_WHAT THIS TASK INVOLVES_
Reproduce every entry below precisely. Pictures are excluded from the copy.

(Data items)
== == ==

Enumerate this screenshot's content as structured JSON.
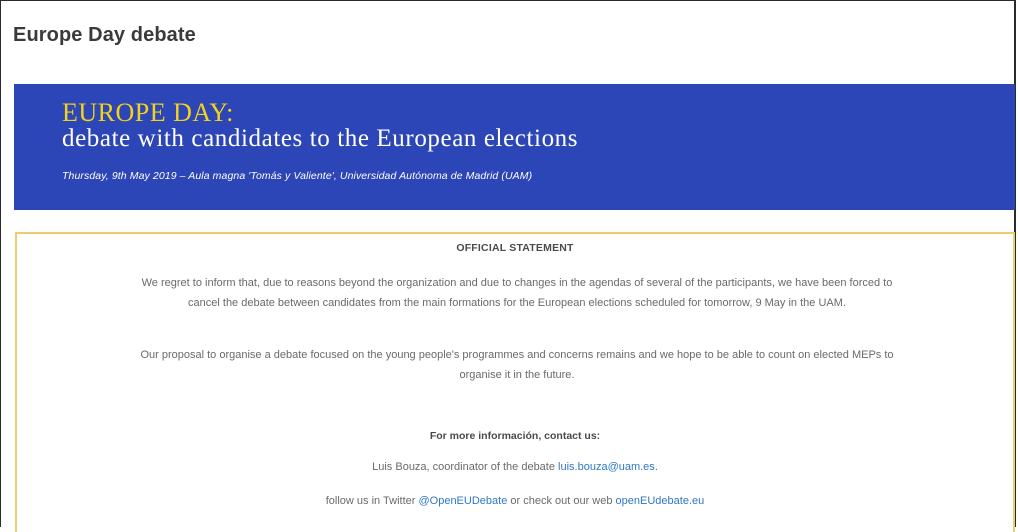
{
  "page": {
    "title": "Europe Day debate"
  },
  "banner": {
    "title": "EUROPE DAY:",
    "subtitle": "debate with candidates to the European elections",
    "date_line": "Thursday, 9th May 2019 – Aula magna 'Tomás y Valiente', Universidad Autónoma de Madrid (UAM)",
    "background": "#2d46b7",
    "title_color": "#f2d21a"
  },
  "statement": {
    "heading": "OFFICIAL STATEMENT",
    "paragraph1": "We regret to inform that, due to reasons beyond the organization and due to changes in the agendas of several of the participants, we have been forced to cancel the debate between candidates from the main formations for the European elections scheduled for tomorrow, 9 May in the UAM.",
    "paragraph2": "Our proposal to organise a debate focused on the young people's programmes and concerns remains and we hope to be able to count on elected MEPs to organise it in the future.",
    "border_color": "#e9cd6f"
  },
  "contact": {
    "heading": "For more información, contact us:",
    "coordinator_prefix": "Luis Bouza, coordinator of the debate ",
    "coordinator_email": "luis.bouza@uam.es",
    "coordinator_suffix": ".",
    "follow_prefix": "follow us in Twitter ",
    "twitter_handle": "@OpenEUDebate",
    "follow_middle": " or check out our web ",
    "website": "openEUdebate.eu",
    "link_color": "#2f78c4"
  }
}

== == ==

_EXERCISE RESPONSE_
Enumerate this screenshot's content as structured JSON.
{
  "page": {
    "title": "Europe Day debate"
  },
  "banner": {
    "title": "EUROPE DAY:",
    "subtitle": "debate with candidates to the European elections",
    "date_line": "Thursday, 9th May 2019 – Aula magna 'Tomás y Valiente', Universidad Autónoma de Madrid (UAM)",
    "background": "#2d46b7",
    "title_color": "#f2d21a"
  },
  "statement": {
    "heading": "OFFICIAL STATEMENT",
    "paragraph1": "We regret to inform that, due to reasons beyond the organization and due to changes in the agendas of several of the participants, we have been forced to cancel the debate between candidates from the main formations for the European elections scheduled for tomorrow, 9 May in the UAM.",
    "paragraph2": "Our proposal to organise a debate focused on the young people's programmes and concerns remains and we hope to be able to count on elected MEPs to organise it in the future.",
    "border_color": "#e9cd6f"
  },
  "contact": {
    "heading": "For more información, contact us:",
    "coordinator_prefix": "Luis Bouza, coordinator of the debate ",
    "coordinator_email": "luis.bouza@uam.es",
    "coordinator_suffix": ".",
    "follow_prefix": "follow us in Twitter ",
    "twitter_handle": "@OpenEUDebate",
    "follow_middle": " or check out our web ",
    "website": "openEUdebate.eu",
    "link_color": "#2f78c4"
  }
}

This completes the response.